INSTRUCTIONS TO FOLLOW: Copy each line below that contains "которых".
>> START DATA FOR THIS EXERCISE
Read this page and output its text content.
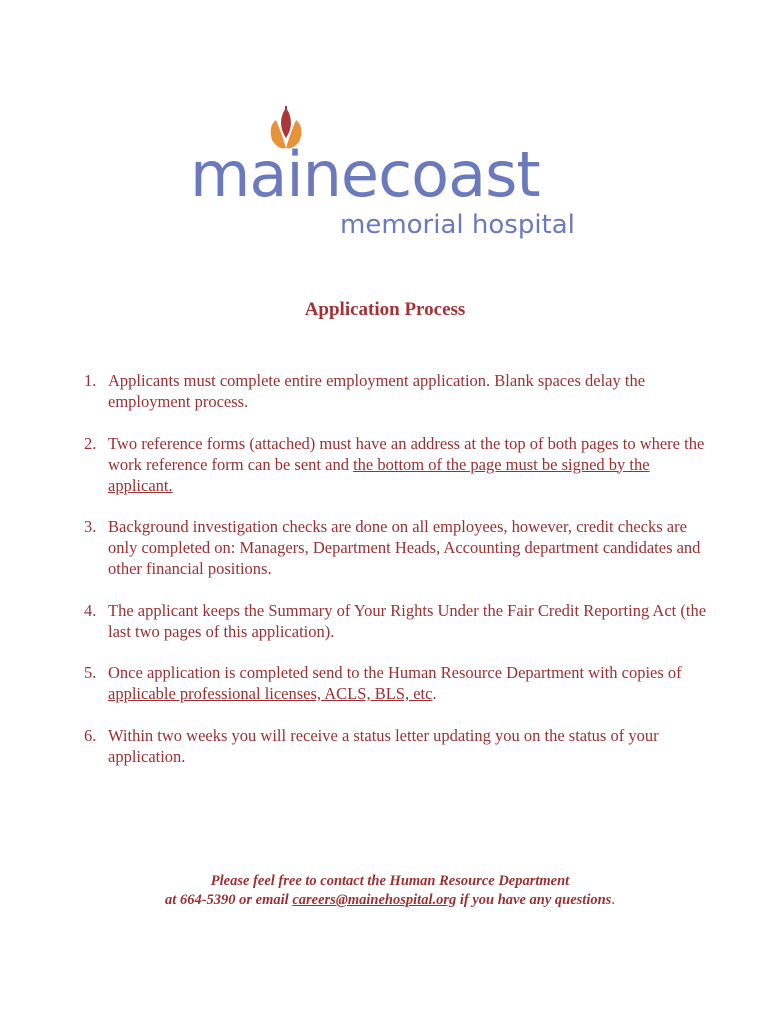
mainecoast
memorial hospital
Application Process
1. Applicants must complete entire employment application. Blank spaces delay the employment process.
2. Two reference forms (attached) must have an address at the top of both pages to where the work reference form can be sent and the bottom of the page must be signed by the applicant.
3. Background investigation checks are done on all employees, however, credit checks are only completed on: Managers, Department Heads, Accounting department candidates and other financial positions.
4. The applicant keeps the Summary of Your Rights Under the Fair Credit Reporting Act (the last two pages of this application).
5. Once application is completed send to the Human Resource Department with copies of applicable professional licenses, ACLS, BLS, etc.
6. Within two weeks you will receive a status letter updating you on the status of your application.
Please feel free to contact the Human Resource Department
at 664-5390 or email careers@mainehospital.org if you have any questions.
>> END DATA FOR THIS EXERCISE
>> START DATA FOR THIS EXERCISE
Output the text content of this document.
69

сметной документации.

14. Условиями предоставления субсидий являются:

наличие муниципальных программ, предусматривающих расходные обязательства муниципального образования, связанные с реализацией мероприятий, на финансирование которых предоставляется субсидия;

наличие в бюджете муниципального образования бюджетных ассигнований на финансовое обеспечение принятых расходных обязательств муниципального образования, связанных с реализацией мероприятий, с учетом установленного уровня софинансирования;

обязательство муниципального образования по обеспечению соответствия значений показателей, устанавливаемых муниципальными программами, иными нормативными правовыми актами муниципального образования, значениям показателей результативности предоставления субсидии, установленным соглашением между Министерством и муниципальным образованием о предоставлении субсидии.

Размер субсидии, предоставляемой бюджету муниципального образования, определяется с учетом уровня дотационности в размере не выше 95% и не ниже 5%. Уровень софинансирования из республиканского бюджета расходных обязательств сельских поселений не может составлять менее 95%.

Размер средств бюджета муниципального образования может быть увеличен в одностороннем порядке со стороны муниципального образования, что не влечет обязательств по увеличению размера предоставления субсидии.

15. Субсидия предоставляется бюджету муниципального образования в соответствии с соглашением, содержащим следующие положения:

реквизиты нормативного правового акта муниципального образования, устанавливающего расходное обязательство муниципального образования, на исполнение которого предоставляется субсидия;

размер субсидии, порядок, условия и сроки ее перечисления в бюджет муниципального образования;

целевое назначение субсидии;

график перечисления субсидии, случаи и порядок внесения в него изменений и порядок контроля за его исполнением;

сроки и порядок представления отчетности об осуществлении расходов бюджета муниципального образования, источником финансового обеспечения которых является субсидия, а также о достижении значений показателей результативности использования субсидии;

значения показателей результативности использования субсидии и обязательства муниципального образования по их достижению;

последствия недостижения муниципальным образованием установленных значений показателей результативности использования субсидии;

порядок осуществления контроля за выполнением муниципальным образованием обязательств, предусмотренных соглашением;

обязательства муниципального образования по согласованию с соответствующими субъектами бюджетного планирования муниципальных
>> END DATA FOR THIS EXERCISE
TASK ANSWER:
наличие муниципальных программ, предусматривающих расходные обязательства муниципального образования, связанные с реализацией мероприятий, на финансирование которых предоставляется субсидия;
сроки и порядок представления отчетности об осуществлении расходов бюджета муниципального образования, источником финансового обеспечения которых является субсидия, а также о достижении значений показателей результативности использования субсидии;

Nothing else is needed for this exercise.